# [Goal of the exercise]
Only the pictures are omitted; repeat all other data exactly.
---------- Material provided
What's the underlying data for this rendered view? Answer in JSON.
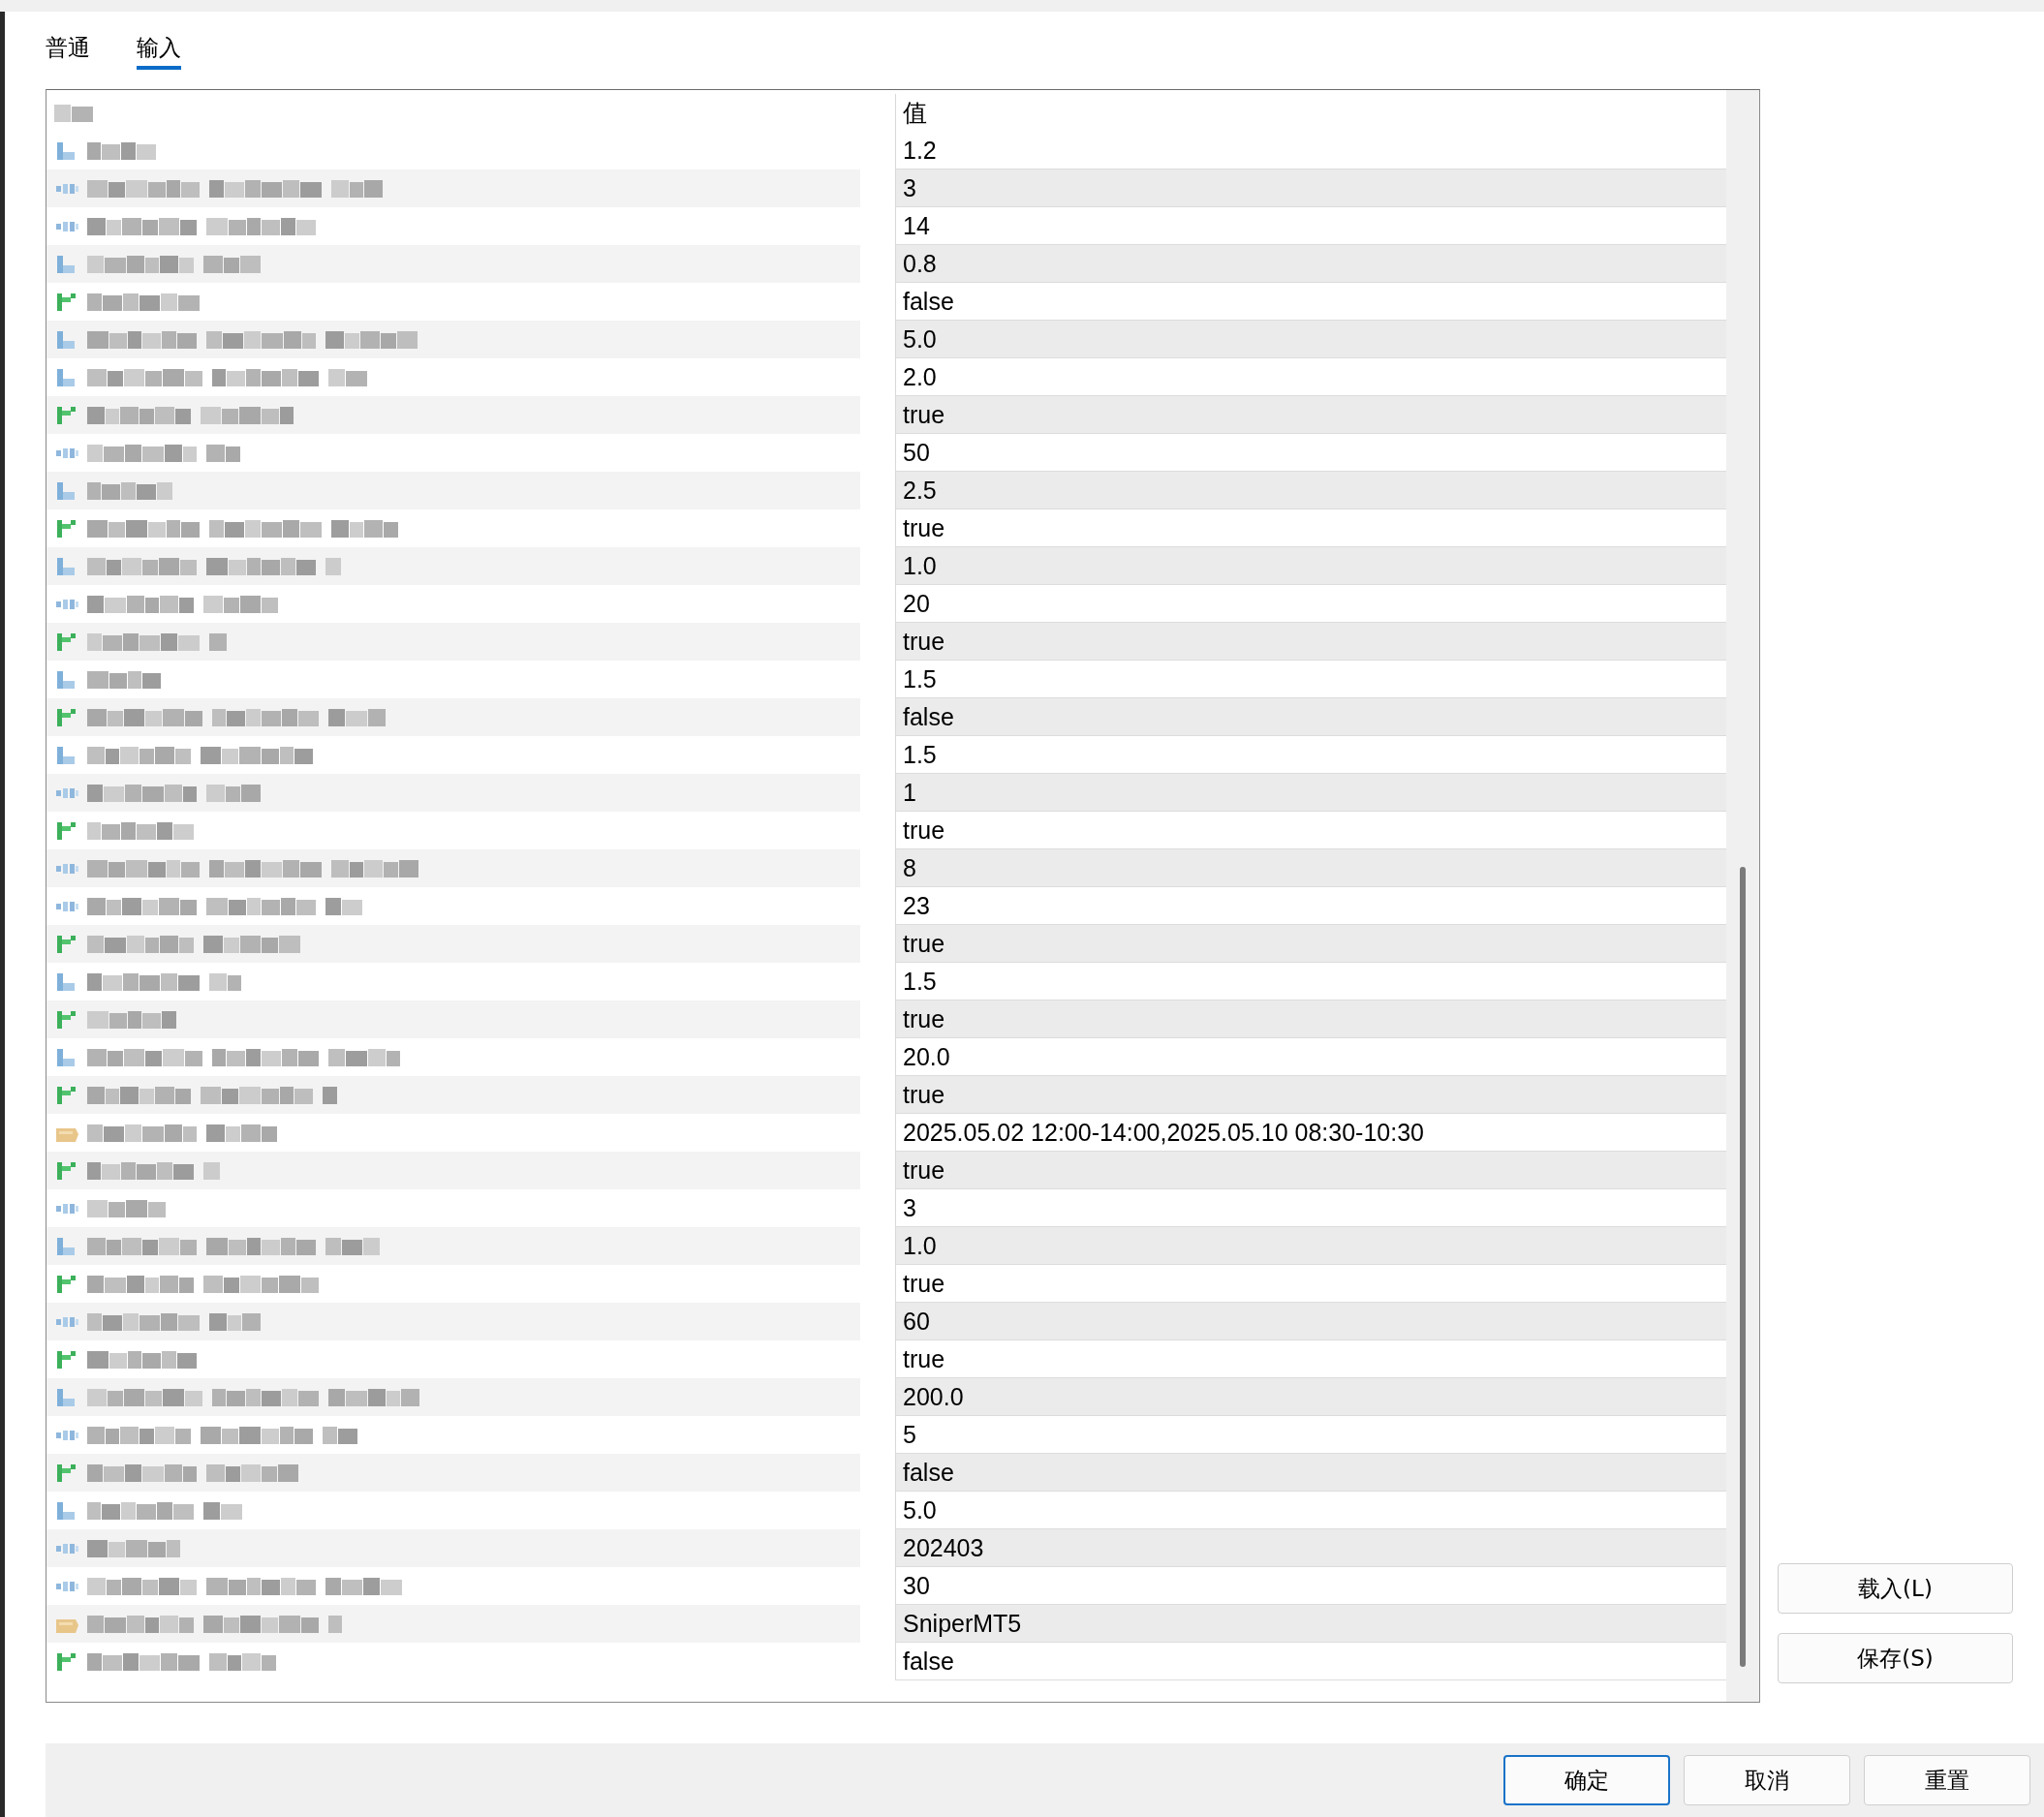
{
  "tabs": [
    {
      "label": "普通",
      "selected": false
    },
    {
      "label": "输入",
      "selected": true
    }
  ],
  "table": {
    "value_header": "值",
    "rows": [
      {
        "kind": "double",
        "value": "1.2"
      },
      {
        "kind": "int",
        "value": "3"
      },
      {
        "kind": "int",
        "value": "14"
      },
      {
        "kind": "double",
        "value": "0.8"
      },
      {
        "kind": "bool",
        "value": "false"
      },
      {
        "kind": "double",
        "value": "5.0"
      },
      {
        "kind": "double",
        "value": "2.0"
      },
      {
        "kind": "bool",
        "value": "true"
      },
      {
        "kind": "int",
        "value": "50"
      },
      {
        "kind": "double",
        "value": "2.5"
      },
      {
        "kind": "bool",
        "value": "true"
      },
      {
        "kind": "double",
        "value": "1.0"
      },
      {
        "kind": "int",
        "value": "20"
      },
      {
        "kind": "bool",
        "value": "true"
      },
      {
        "kind": "double",
        "value": "1.5"
      },
      {
        "kind": "bool",
        "value": "false"
      },
      {
        "kind": "double",
        "value": "1.5"
      },
      {
        "kind": "int",
        "value": "1"
      },
      {
        "kind": "bool",
        "value": "true"
      },
      {
        "kind": "int",
        "value": "8"
      },
      {
        "kind": "int",
        "value": "23"
      },
      {
        "kind": "bool",
        "value": "true"
      },
      {
        "kind": "double",
        "value": "1.5"
      },
      {
        "kind": "bool",
        "value": "true"
      },
      {
        "kind": "double",
        "value": "20.0"
      },
      {
        "kind": "bool",
        "value": "true"
      },
      {
        "kind": "string",
        "value": "2025.05.02 12:00-14:00,2025.05.10 08:30-10:30"
      },
      {
        "kind": "bool",
        "value": "true"
      },
      {
        "kind": "int",
        "value": "3"
      },
      {
        "kind": "double",
        "value": "1.0"
      },
      {
        "kind": "bool",
        "value": "true"
      },
      {
        "kind": "int",
        "value": "60"
      },
      {
        "kind": "bool",
        "value": "true"
      },
      {
        "kind": "double",
        "value": "200.0"
      },
      {
        "kind": "int",
        "value": "5"
      },
      {
        "kind": "bool",
        "value": "false"
      },
      {
        "kind": "double",
        "value": "5.0"
      },
      {
        "kind": "int",
        "value": "202403"
      },
      {
        "kind": "int",
        "value": "30"
      },
      {
        "kind": "string",
        "value": "SniperMT5"
      },
      {
        "kind": "bool",
        "value": "false"
      }
    ]
  },
  "side_buttons": [
    "载入(L)",
    "保存(S)"
  ],
  "footer_buttons": [
    {
      "label": "确定",
      "default": true
    },
    {
      "label": "取消",
      "default": false
    },
    {
      "label": "重置",
      "default": false
    }
  ]
}
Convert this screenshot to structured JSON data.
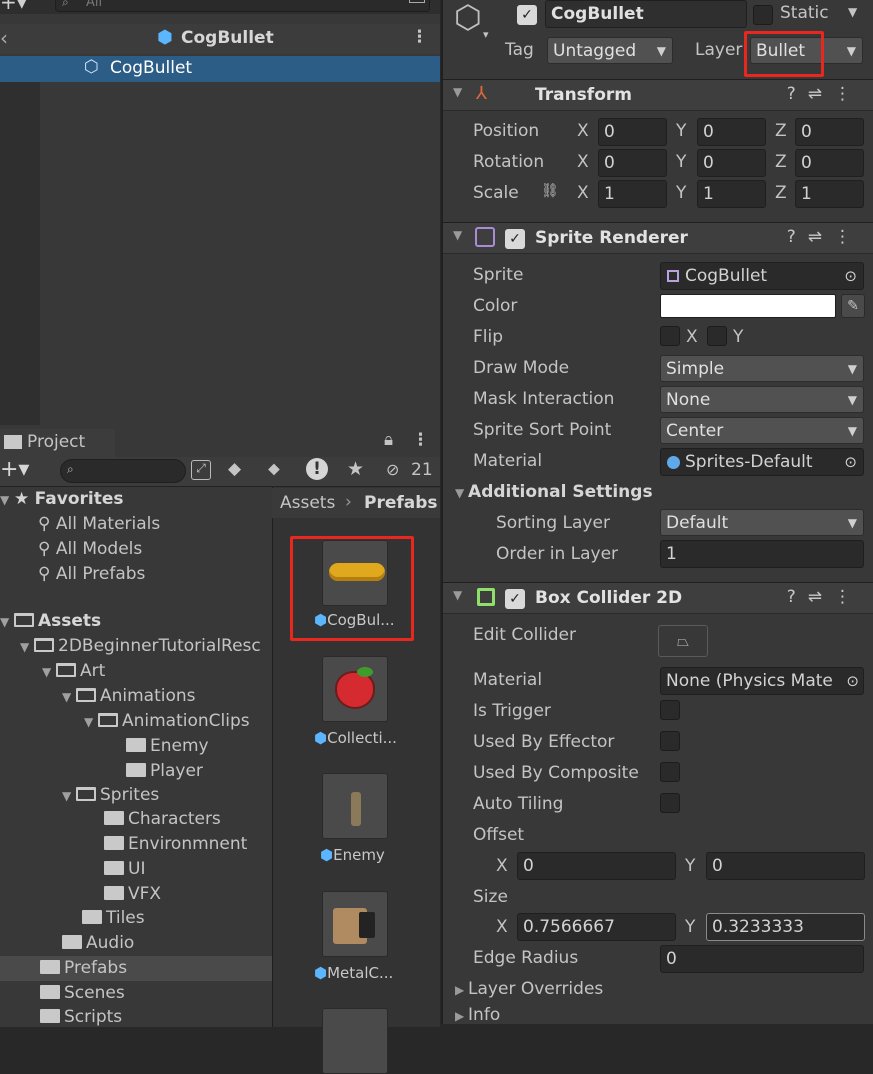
--------------------
# [Answer below]
What's the underlying data for this rendered view? Answer in JSON.
{
  "tabs": [
    {
      "label": "普通",
      "selected": false
    },
    {
      "label": "输入",
      "selected": true
    }
  ],
  "table": {
    "value_header": "值",
    "rows": [
      {
        "kind": "double",
        "value": "1.2"
      },
      {
        "kind": "int",
        "value": "3"
      },
      {
        "kind": "int",
        "value": "14"
      },
      {
        "kind": "double",
        "value": "0.8"
      },
      {
        "kind": "bool",
        "value": "false"
      },
      {
        "kind": "double",
        "value": "5.0"
      },
      {
        "kind": "double",
        "value": "2.0"
      },
      {
        "kind": "bool",
        "value": "true"
      },
      {
        "kind": "int",
        "value": "50"
      },
      {
        "kind": "double",
        "value": "2.5"
      },
      {
        "kind": "bool",
        "value": "true"
      },
      {
        "kind": "double",
        "value": "1.0"
      },
      {
        "kind": "int",
        "value": "20"
      },
      {
        "kind": "bool",
        "value": "true"
      },
      {
        "kind": "double",
        "value": "1.5"
      },
      {
        "kind": "bool",
        "value": "false"
      },
      {
        "kind": "double",
        "value": "1.5"
      },
      {
        "kind": "int",
        "value": "1"
      },
      {
        "kind": "bool",
        "value": "true"
      },
      {
        "kind": "int",
        "value": "8"
      },
      {
        "kind": "int",
        "value": "23"
      },
      {
        "kind": "bool",
        "value": "true"
      },
      {
        "kind": "double",
        "value": "1.5"
      },
      {
        "kind": "bool",
        "value": "true"
      },
      {
        "kind": "double",
        "value": "20.0"
      },
      {
        "kind": "bool",
        "value": "true"
      },
      {
        "kind": "string",
        "value": "2025.05.02 12:00-14:00,2025.05.10 08:30-10:30"
      },
      {
        "kind": "bool",
        "value": "true"
      },
      {
        "kind": "int",
        "value": "3"
      },
      {
        "kind": "double",
        "value": "1.0"
      },
      {
        "kind": "bool",
        "value": "true"
      },
      {
        "kind": "int",
        "value": "60"
      },
      {
        "kind": "bool",
        "value": "true"
      },
      {
        "kind": "double",
        "value": "200.0"
      },
      {
        "kind": "int",
        "value": "5"
      },
      {
        "kind": "bool",
        "value": "false"
      },
      {
        "kind": "double",
        "value": "5.0"
      },
      {
        "kind": "int",
        "value": "202403"
      },
      {
        "kind": "int",
        "value": "30"
      },
      {
        "kind": "string",
        "value": "SniperMT5"
      },
      {
        "kind": "bool",
        "value": "false"
      }
    ]
  },
  "side_buttons": [
    "载入(L)",
    "保存(S)"
  ],
  "footer_buttons": [
    {
      "label": "确定",
      "default": true
    },
    {
      "label": "取消",
      "default": false
    },
    {
      "label": "重置",
      "default": false
    }
  ]
}
Convert this screenshot to structured JSON data.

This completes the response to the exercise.